╭─ MATERIAL FOR THIS EXERCISE

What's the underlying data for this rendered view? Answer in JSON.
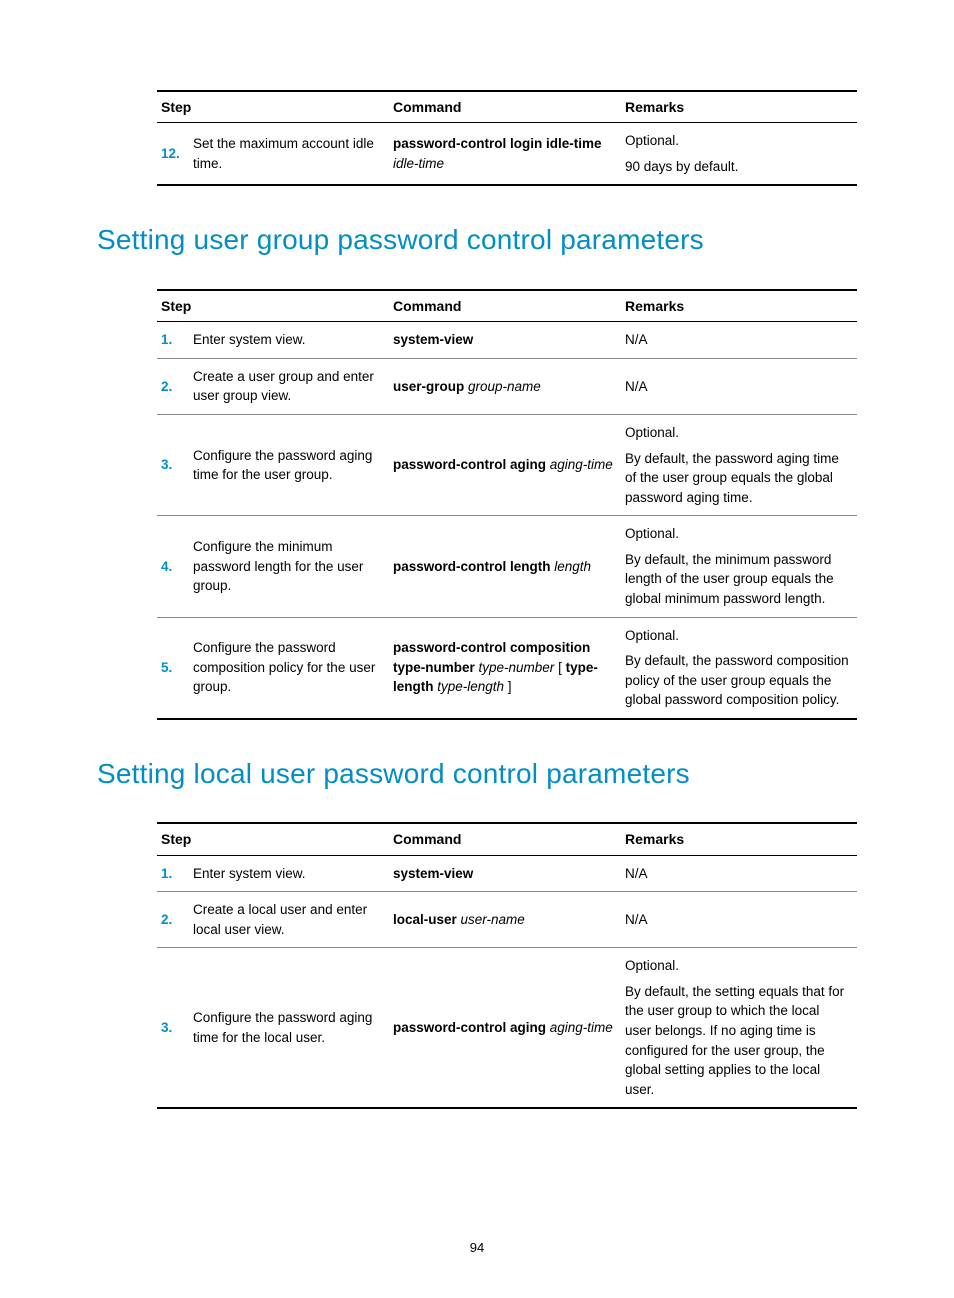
{
  "firstTable": {
    "headers": {
      "step": "Step",
      "command": "Command",
      "remarks": "Remarks"
    },
    "rows": [
      {
        "num": "12.",
        "step": "Set the maximum account idle time.",
        "cmd": [
          {
            "t": "password-control login idle-time ",
            "s": "bold"
          },
          {
            "t": "idle-time",
            "s": "italic"
          }
        ],
        "remarks": "Optional.\n90 days by default."
      }
    ]
  },
  "heading1": "Setting user group password control parameters",
  "table1": {
    "headers": {
      "step": "Step",
      "command": "Command",
      "remarks": "Remarks"
    },
    "rows": [
      {
        "num": "1.",
        "step": "Enter system view.",
        "cmd": [
          {
            "t": "system-view",
            "s": "bold"
          }
        ],
        "remarks": "N/A"
      },
      {
        "num": "2.",
        "step": "Create a user group and enter user group view.",
        "cmd": [
          {
            "t": "user-group ",
            "s": "bold"
          },
          {
            "t": "group-name",
            "s": "italic"
          }
        ],
        "remarks": "N/A"
      },
      {
        "num": "3.",
        "step": "Configure the password aging time for the user group.",
        "cmd": [
          {
            "t": "password-control aging ",
            "s": "bold"
          },
          {
            "t": "aging-time",
            "s": "italic"
          }
        ],
        "remarks": "Optional.\nBy default, the password aging time of the user group equals the global password aging time."
      },
      {
        "num": "4.",
        "step": "Configure the minimum password length for the user group.",
        "cmd": [
          {
            "t": "password-control length ",
            "s": "bold"
          },
          {
            "t": "length",
            "s": "italic"
          }
        ],
        "remarks": "Optional.\nBy default, the minimum password length of the user group equals the global minimum password length."
      },
      {
        "num": "5.",
        "step": "Configure the password composition policy for the user group.",
        "cmd": [
          {
            "t": "password-control composition type-number ",
            "s": "bold"
          },
          {
            "t": "type-number",
            "s": "italic"
          },
          {
            "t": " [ ",
            "s": ""
          },
          {
            "t": "type-length ",
            "s": "bold"
          },
          {
            "t": "type-length",
            "s": "italic"
          },
          {
            "t": " ]",
            "s": ""
          }
        ],
        "remarks": "Optional.\nBy default, the password composition policy of the user group equals the global password composition policy."
      }
    ]
  },
  "heading2": "Setting local user password control parameters",
  "table2": {
    "headers": {
      "step": "Step",
      "command": "Command",
      "remarks": "Remarks"
    },
    "rows": [
      {
        "num": "1.",
        "step": "Enter system view.",
        "cmd": [
          {
            "t": "system-view",
            "s": "bold"
          }
        ],
        "remarks": "N/A"
      },
      {
        "num": "2.",
        "step": "Create a local user and enter local user view.",
        "cmd": [
          {
            "t": "local-user ",
            "s": "bold"
          },
          {
            "t": "user-name",
            "s": "italic"
          }
        ],
        "remarks": "N/A"
      },
      {
        "num": "3.",
        "step": "Configure the password aging time for the local user.",
        "cmd": [
          {
            "t": "password-control aging ",
            "s": "bold"
          },
          {
            "t": "aging-time",
            "s": "italic"
          }
        ],
        "remarks": "Optional.\nBy default, the setting equals that for the user group to which the local user belongs. If no aging time is configured for the user group, the global setting applies to the local user."
      }
    ]
  },
  "pageNumber": "94"
}
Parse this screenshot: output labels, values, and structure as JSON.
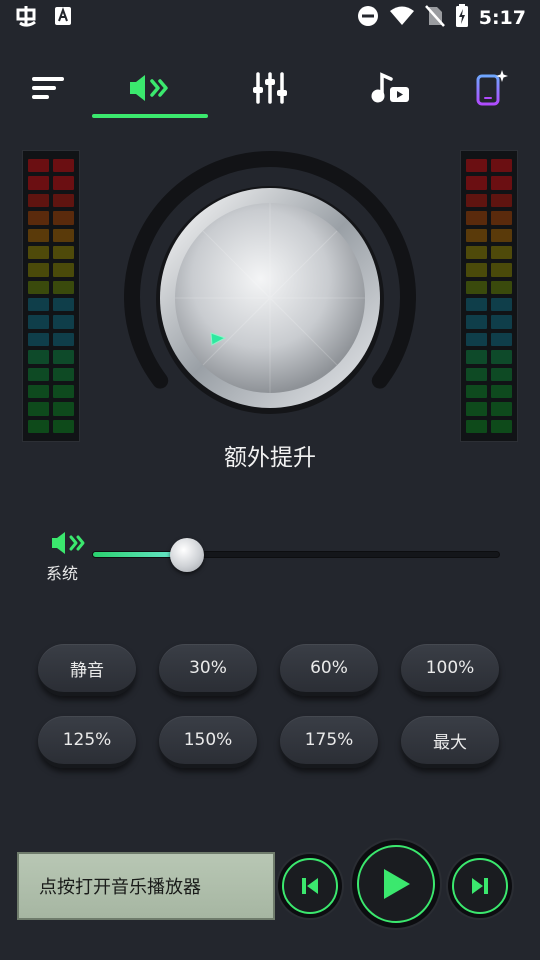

╰─

» **PROBLEM TO WORK ON**:
Scan the material above. Return every line containing the string "parameters".

» **SOLVED PROBLEM**:
  "heading1": "Setting user group password control parameters",
  "heading2": "Setting local user password control parameters",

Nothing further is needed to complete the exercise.